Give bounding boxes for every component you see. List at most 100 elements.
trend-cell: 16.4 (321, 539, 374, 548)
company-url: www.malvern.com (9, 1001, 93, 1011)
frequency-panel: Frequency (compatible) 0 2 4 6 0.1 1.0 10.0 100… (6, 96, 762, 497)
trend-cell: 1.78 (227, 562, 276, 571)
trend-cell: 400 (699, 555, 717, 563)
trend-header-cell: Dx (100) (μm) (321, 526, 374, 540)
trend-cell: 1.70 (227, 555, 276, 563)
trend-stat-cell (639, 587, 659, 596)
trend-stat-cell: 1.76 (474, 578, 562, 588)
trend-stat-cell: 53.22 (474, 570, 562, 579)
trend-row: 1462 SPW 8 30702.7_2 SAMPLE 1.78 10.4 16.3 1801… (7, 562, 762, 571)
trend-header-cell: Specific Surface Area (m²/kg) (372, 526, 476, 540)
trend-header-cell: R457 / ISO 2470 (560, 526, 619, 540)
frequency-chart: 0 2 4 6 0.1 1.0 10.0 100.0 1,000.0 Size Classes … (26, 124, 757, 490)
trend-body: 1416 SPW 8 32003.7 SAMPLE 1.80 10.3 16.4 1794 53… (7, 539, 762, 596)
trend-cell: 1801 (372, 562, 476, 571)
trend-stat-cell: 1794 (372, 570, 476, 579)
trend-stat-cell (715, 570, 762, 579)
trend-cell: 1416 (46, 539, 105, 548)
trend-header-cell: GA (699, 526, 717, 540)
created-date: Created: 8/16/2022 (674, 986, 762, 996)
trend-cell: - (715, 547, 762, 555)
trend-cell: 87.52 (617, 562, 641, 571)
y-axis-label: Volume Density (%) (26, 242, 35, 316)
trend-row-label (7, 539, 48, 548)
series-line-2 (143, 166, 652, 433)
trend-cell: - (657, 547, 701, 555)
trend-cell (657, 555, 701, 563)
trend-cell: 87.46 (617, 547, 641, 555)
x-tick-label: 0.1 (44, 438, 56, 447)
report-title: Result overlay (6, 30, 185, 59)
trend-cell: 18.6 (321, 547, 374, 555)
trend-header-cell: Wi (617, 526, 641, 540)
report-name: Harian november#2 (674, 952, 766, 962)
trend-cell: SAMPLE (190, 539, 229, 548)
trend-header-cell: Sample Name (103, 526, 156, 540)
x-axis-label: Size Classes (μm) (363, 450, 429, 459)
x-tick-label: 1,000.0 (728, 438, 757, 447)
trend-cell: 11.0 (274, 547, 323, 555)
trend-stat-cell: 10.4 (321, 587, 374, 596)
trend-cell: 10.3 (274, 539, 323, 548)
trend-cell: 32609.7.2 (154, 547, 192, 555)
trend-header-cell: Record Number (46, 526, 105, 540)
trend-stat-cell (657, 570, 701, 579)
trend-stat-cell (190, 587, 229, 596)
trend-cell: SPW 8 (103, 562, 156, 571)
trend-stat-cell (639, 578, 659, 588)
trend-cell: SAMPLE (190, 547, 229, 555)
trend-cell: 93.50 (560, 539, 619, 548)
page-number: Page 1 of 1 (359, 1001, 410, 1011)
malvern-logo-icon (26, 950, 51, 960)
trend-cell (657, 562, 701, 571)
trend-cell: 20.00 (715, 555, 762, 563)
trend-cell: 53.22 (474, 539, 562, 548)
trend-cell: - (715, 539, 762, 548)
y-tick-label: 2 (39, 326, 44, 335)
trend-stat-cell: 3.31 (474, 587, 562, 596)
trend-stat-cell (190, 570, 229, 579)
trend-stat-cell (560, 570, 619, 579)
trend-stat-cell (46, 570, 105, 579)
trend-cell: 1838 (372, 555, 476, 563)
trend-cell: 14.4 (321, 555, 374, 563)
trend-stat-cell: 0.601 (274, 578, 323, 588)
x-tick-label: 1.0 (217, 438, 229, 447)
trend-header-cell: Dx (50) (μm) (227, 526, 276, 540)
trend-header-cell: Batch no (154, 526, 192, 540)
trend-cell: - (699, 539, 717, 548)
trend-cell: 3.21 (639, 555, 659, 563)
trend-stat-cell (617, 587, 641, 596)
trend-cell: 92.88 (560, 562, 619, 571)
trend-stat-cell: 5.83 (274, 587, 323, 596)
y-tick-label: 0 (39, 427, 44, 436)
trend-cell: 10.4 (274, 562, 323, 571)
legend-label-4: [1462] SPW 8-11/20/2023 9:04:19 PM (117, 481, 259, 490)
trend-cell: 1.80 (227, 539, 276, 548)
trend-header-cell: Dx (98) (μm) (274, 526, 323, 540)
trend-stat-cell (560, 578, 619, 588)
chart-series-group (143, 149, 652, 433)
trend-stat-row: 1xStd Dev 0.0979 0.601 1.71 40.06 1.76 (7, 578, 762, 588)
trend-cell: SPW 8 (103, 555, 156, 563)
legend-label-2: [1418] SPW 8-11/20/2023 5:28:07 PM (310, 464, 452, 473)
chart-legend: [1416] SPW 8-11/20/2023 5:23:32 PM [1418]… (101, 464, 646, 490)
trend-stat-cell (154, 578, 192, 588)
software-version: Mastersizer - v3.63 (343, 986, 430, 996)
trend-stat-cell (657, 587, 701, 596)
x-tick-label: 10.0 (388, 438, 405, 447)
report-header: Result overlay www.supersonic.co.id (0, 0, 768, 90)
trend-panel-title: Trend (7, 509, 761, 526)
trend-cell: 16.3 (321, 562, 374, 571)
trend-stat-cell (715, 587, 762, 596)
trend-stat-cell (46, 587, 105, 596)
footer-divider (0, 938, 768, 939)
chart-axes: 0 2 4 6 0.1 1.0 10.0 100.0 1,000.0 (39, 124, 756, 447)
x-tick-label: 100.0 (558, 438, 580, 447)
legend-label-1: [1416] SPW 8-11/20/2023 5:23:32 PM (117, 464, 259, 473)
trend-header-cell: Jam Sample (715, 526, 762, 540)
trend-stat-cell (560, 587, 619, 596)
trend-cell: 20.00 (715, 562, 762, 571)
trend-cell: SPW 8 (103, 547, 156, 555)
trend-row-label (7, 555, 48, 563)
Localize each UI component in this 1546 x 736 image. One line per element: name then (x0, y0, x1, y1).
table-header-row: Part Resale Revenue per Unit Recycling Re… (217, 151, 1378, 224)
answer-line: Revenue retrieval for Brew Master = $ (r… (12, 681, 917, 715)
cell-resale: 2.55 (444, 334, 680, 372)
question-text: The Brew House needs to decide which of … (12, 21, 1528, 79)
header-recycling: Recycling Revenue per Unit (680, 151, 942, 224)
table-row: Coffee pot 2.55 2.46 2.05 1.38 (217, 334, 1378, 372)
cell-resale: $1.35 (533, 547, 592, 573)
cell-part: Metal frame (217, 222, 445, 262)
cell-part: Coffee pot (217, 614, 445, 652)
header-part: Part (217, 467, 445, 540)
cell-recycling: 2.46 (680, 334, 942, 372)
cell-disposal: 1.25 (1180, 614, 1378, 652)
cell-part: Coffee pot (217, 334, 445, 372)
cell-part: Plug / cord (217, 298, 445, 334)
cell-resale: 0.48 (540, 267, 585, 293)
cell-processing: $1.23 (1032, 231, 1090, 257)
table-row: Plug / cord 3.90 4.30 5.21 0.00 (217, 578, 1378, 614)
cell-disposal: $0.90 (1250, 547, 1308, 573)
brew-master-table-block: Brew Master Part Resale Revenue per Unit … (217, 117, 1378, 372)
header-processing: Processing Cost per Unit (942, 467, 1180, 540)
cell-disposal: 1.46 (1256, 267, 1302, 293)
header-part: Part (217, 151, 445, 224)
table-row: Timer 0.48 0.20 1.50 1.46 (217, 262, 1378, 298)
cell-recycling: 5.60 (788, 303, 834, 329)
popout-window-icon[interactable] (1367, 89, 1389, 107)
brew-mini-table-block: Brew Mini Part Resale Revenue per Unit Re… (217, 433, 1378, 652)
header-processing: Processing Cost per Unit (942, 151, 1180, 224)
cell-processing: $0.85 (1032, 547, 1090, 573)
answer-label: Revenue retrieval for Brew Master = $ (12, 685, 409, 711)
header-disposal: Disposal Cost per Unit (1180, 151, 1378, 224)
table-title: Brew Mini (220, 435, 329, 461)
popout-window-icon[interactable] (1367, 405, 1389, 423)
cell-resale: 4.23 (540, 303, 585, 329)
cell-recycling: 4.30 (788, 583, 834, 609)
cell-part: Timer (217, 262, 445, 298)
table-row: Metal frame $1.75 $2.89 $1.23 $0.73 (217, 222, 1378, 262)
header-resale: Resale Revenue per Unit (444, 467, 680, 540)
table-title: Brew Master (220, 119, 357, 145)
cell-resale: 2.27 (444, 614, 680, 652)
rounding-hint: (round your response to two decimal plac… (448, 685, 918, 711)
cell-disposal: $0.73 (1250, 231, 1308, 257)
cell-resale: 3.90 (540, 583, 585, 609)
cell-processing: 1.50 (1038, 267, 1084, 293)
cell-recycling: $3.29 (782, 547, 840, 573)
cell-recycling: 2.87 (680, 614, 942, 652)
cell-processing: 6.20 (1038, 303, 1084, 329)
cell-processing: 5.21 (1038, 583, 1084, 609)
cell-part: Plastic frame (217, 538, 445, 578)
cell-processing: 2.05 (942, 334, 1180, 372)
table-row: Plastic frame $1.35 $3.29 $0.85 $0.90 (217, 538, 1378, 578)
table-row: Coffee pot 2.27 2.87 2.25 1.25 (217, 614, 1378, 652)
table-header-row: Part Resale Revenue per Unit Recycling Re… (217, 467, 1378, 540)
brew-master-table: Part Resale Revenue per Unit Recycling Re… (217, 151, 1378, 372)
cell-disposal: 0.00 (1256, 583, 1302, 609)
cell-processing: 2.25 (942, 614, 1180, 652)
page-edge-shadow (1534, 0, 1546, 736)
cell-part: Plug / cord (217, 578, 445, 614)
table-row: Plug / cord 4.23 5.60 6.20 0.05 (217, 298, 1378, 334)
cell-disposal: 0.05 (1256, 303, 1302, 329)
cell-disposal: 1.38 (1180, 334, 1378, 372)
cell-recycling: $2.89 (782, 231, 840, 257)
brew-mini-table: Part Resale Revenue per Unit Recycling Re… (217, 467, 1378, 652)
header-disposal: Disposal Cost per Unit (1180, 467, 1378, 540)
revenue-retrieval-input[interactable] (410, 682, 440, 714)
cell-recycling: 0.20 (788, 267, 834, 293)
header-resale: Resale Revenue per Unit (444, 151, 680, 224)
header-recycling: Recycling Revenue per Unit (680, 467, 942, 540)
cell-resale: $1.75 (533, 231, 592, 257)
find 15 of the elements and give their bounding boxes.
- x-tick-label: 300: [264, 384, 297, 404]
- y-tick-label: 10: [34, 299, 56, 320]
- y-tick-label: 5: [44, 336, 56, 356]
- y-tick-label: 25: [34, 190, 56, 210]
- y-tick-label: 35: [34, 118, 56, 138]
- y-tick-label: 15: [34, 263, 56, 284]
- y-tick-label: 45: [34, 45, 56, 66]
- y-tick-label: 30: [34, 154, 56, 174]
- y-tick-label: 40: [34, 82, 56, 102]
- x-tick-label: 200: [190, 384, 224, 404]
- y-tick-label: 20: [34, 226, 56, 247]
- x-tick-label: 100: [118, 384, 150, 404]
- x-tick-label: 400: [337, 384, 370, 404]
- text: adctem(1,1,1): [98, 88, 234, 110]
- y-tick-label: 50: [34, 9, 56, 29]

Problem to work on ▸ Reproduce the rows above exactly, from the first one through the line containing "trend-stat-cell (190, 587, 229, 596)", with both of those lines included.

Task response ▸
Give bounding boxes for every component you see. List at most 100 elements.
trend-cell: 16.4 (321, 539, 374, 548)
company-url: www.malvern.com (9, 1001, 93, 1011)
frequency-panel: Frequency (compatible) 0 2 4 6 0.1 1.0 10.0 100… (6, 96, 762, 497)
trend-cell: 1.78 (227, 562, 276, 571)
trend-cell: 400 (699, 555, 717, 563)
trend-header-cell: Dx (100) (μm) (321, 526, 374, 540)
trend-cell: 1.70 (227, 555, 276, 563)
trend-stat-cell (639, 587, 659, 596)
trend-stat-cell: 1.76 (474, 578, 562, 588)
trend-stat-cell: 53.22 (474, 570, 562, 579)
trend-row: 1462 SPW 8 30702.7_2 SAMPLE 1.78 10.4 16.3 1801… (7, 562, 762, 571)
trend-header-cell: Specific Surface Area (m²/kg) (372, 526, 476, 540)
trend-header-cell: R457 / ISO 2470 (560, 526, 619, 540)
frequency-chart: 0 2 4 6 0.1 1.0 10.0 100.0 1,000.0 Size Classes … (26, 124, 757, 490)
trend-body: 1416 SPW 8 32003.7 SAMPLE 1.80 10.3 16.4 1794 53… (7, 539, 762, 596)
trend-cell: 1801 (372, 562, 476, 571)
trend-stat-cell: 1794 (372, 570, 476, 579)
trend-stat-cell (715, 570, 762, 579)
trend-cell: 1416 (46, 539, 105, 548)
trend-header-cell: GA (699, 526, 717, 540)
created-date: Created: 8/16/2022 (674, 986, 762, 996)
trend-cell: - (715, 547, 762, 555)
trend-cell: 87.52 (617, 562, 641, 571)
y-axis-label: Volume Density (%) (26, 242, 35, 316)
trend-row-label (7, 539, 48, 548)
series-line-2 (143, 166, 652, 433)
trend-cell: - (657, 547, 701, 555)
trend-cell (657, 555, 701, 563)
trend-cell: 87.46 (617, 547, 641, 555)
x-tick-label: 0.1 (44, 438, 56, 447)
report-title: Result overlay (6, 30, 185, 59)
trend-cell: 18.6 (321, 547, 374, 555)
trend-header-cell: Wi (617, 526, 641, 540)
report-name: Harian november#2 (674, 952, 766, 962)
trend-cell: SAMPLE (190, 539, 229, 548)
trend-header-cell: Sample Name (103, 526, 156, 540)
x-axis-label: Size Classes (μm) (363, 450, 429, 459)
x-tick-label: 1,000.0 (728, 438, 757, 447)
trend-cell: 11.0 (274, 547, 323, 555)
trend-stat-cell: 10.4 (321, 587, 374, 596)
trend-cell: 10.3 (274, 539, 323, 548)
trend-cell: 32609.7.2 (154, 547, 192, 555)
trend-header-cell: Record Number (46, 526, 105, 540)
trend-stat-cell (657, 570, 701, 579)
trend-stat-cell (190, 587, 229, 596)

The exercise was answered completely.